> [Record set]
— start —
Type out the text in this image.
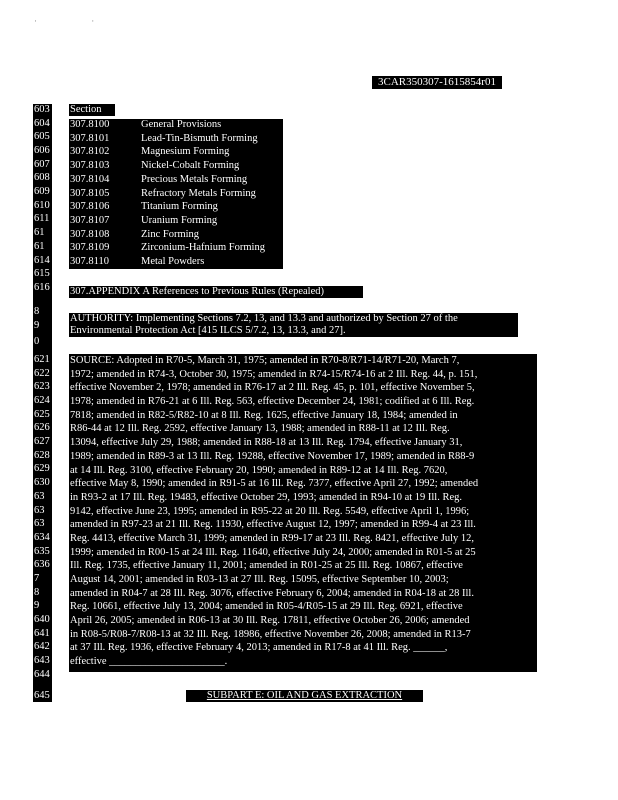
· ·
3CAR350307-1615854r01
603
604
605
606
607
608
609
610
611
61
61
614
615
616
8
9
0
621
622
623
624
625
626
627
628
629
630
63
63
63
634
635
636
7
8
9
640
641
642
643
644
645
Section
307.8100	General Provisions
307.8101	Lead-Tin-Bismuth Forming
307.8102	Magnesium Forming
307.8103	Nickel-Cobalt Forming
307.8104	Precious Metals Forming
307.8105	Refractory Metals Forming
307.8106	Titanium Forming
307.8107	Uranium Forming
307.8108	Zinc Forming
307.8109	Zirconium-Hafnium Forming
307.8110	Metal Powders
307.APPENDIX A References to Previous Rules (Repealed)
AUTHORITY: Implementing Sections 7.2, 13, and 13.3 and authorized by Section 27 of the
Environmental Protection Act [415 ILCS 5/7.2, 13, 13.3, and 27].
SOURCE: Adopted in R70-5, March 31, 1975; amended in R70-8/R71-14/R71-20, March 7,
1972; amended in R74-3, October 30, 1975; amended in R74-15/R74-16 at 2 Ill. Reg. 44, p. 151,
effective November 2, 1978; amended in R76-17 at 2 Ill. Reg. 45, p. 101, effective November 5,
1978; amended in R76-21 at 6 Ill. Reg. 563, effective December 24, 1981; codified at 6 Ill. Reg.
7818; amended in R82-5/R82-10 at 8 Ill. Reg. 1625, effective January 18, 1984; amended in
R86-44 at 12 Ill. Reg. 2592, effective January 13, 1988; amended in R88-11 at 12 Ill. Reg.
13094, effective July 29, 1988; amended in R88-18 at 13 Ill. Reg. 1794, effective January 31,
1989; amended in R89-3 at 13 Ill. Reg. 19288, effective November 17, 1989; amended in R88-9
at 14 Ill. Reg. 3100, effective February 20, 1990; amended in R89-12 at 14 Ill. Reg. 7620,
effective May 8, 1990; amended in R91-5 at 16 Ill. Reg. 7377, effective April 27, 1992; amended
in R93-2 at 17 Ill. Reg. 19483, effective October 29, 1993; amended in R94-10 at 19 Ill. Reg.
9142, effective June 23, 1995; amended in R95-22 at 20 Ill. Reg. 5549, effective April 1, 1996;
amended in R97-23 at 21 Ill. Reg. 11930, effective August 12, 1997; amended in R99-4 at 23 Ill.
Reg. 4413, effective March 31, 1999; amended in R99-17 at 23 Ill. Reg. 8421, effective July 12,
1999; amended in R00-15 at 24 Ill. Reg. 11640, effective July 24, 2000; amended in R01-5 at 25
Ill. Reg. 1735, effective January 11, 2001; amended in R01-25 at 25 Ill. Reg. 10867, effective
August 14, 2001; amended in R03-13 at 27 Ill. Reg. 15095, effective September 10, 2003;
amended in R04-7 at 28 Ill. Reg. 3076, effective February 6, 2004; amended in R04-18 at 28 Ill.
Reg. 10661, effective July 13, 2004; amended in R05-4/R05-15 at 29 Ill. Reg. 6921, effective
April 26, 2005; amended in R06-13 at 30 Ill. Reg. 17811, effective October 26, 2006; amended
in R08-5/R08-7/R08-13 at 32 Ill. Reg. 18986, effective November 26, 2008; amended in R13-7
at 37 Ill. Reg. 1936, effective February 4, 2013; amended in R17-8 at 41 Ill. Reg. ______,
effective ______________________.
SUBPART E: OIL AND GAS EXTRACTION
— end —
> [Given task] Search the lines for the word "November" and report how many contain it, by number only.

> [Answer in full] 3